**EXERCISE TASK**
Turn the material below into a numbered list, one line per item, skipping any blank lines.

**INPUT DATA**
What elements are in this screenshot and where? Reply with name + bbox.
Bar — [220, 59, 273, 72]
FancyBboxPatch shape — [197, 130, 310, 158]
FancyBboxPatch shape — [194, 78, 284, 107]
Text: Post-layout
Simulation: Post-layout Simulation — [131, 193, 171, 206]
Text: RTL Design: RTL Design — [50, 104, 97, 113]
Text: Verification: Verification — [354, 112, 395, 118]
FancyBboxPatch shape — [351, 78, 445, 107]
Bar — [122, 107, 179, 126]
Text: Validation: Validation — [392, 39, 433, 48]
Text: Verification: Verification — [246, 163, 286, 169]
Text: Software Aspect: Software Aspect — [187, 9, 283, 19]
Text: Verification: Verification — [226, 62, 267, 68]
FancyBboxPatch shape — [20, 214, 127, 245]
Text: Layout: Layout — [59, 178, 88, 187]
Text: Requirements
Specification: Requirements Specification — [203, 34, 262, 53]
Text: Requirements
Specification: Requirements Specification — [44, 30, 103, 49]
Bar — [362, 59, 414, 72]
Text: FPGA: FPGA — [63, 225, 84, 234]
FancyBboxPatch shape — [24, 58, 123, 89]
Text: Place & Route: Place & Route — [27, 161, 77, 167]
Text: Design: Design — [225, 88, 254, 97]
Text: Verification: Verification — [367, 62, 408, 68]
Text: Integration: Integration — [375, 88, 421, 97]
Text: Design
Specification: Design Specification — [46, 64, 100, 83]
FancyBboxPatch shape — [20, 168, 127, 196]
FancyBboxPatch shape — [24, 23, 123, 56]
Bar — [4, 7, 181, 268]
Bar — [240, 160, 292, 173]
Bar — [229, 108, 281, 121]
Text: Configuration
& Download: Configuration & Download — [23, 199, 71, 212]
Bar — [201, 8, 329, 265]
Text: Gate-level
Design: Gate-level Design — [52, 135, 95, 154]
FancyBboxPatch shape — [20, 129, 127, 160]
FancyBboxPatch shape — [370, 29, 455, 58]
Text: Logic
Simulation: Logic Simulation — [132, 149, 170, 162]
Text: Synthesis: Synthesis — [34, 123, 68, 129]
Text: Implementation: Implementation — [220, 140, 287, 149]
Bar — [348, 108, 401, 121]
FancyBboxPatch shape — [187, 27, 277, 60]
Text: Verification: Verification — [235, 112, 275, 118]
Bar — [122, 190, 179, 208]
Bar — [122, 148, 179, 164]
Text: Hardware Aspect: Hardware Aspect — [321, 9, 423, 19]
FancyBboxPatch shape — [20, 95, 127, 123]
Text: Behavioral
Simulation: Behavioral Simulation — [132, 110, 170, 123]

**THE REPLY**
1. What elements are in this screenshot and where? Reply with name + bbox.
2. Bar — [220, 59, 273, 72]
3. FancyBboxPatch shape — [197, 130, 310, 158]
4. FancyBboxPatch shape — [194, 78, 284, 107]
5. Text: Post-layout
6. Simulation: Post-layout Simulation — [131, 193, 171, 206]
7. Text: RTL Design: RTL Design — [50, 104, 97, 113]
8. Text: Verification: Verification — [354, 112, 395, 118]
9. FancyBboxPatch shape — [351, 78, 445, 107]
10. Bar — [122, 107, 179, 126]
11. Text: Validation: Validation — [392, 39, 433, 48]
12. Text: Verification: Verification — [246, 163, 286, 169]
13. Text: Software Aspect: Software Aspect — [187, 9, 283, 19]
14. Text: Verification: Verification — [226, 62, 267, 68]
15. FancyBboxPatch shape — [20, 214, 127, 245]
16. Text: Layout: Layout — [59, 178, 88, 187]
17. Text: Requirements
18. Specification: Requirements Specification — [203, 34, 262, 53]
19. Text: Requirements
20. Specification: Requirements Specification — [44, 30, 103, 49]
21. Bar — [362, 59, 414, 72]
22. Text: FPGA: FPGA — [63, 225, 84, 234]
23. FancyBboxPatch shape — [24, 58, 123, 89]
24. Text: Place & Route: Place & Route — [27, 161, 77, 167]
25. Text: Design: Design — [225, 88, 254, 97]
26. Text: Verification: Verification — [367, 62, 408, 68]
27. Text: Integration: Integration — [375, 88, 421, 97]
28. Text: Design
29. Specification: Design Specification — [46, 64, 100, 83]
30. FancyBboxPatch shape — [20, 168, 127, 196]
31. FancyBboxPatch shape — [24, 23, 123, 56]
32. Bar — [4, 7, 181, 268]
33. Bar — [240, 160, 292, 173]
34. Bar — [229, 108, 281, 121]
35. Text: Configuration
36. & Download: Configuration & Download — [23, 199, 71, 212]
37. Bar — [201, 8, 329, 265]
38. Text: Gate-level
39. Design: Gate-level Design — [52, 135, 95, 154]
40. FancyBboxPatch shape — [20, 129, 127, 160]
41. FancyBboxPatch shape — [370, 29, 455, 58]
42. Text: Logic
43. Simulation: Logic Simulation — [132, 149, 170, 162]
44. Text: Synthesis: Synthesis — [34, 123, 68, 129]
45. Text: Implementation: Implementation — [220, 140, 287, 149]
46. Bar — [348, 108, 401, 121]
47. FancyBboxPatch shape — [187, 27, 277, 60]
48. Text: Verification: Verification — [235, 112, 275, 118]
49. Bar — [122, 190, 179, 208]
50. Bar — [122, 148, 179, 164]
51. Text: Hardware Aspect: Hardware Aspect — [321, 9, 423, 19]
52. FancyBboxPatch shape — [20, 95, 127, 123]
53. Text: Behavioral
54. Simulation: Behavioral Simulation — [132, 110, 170, 123]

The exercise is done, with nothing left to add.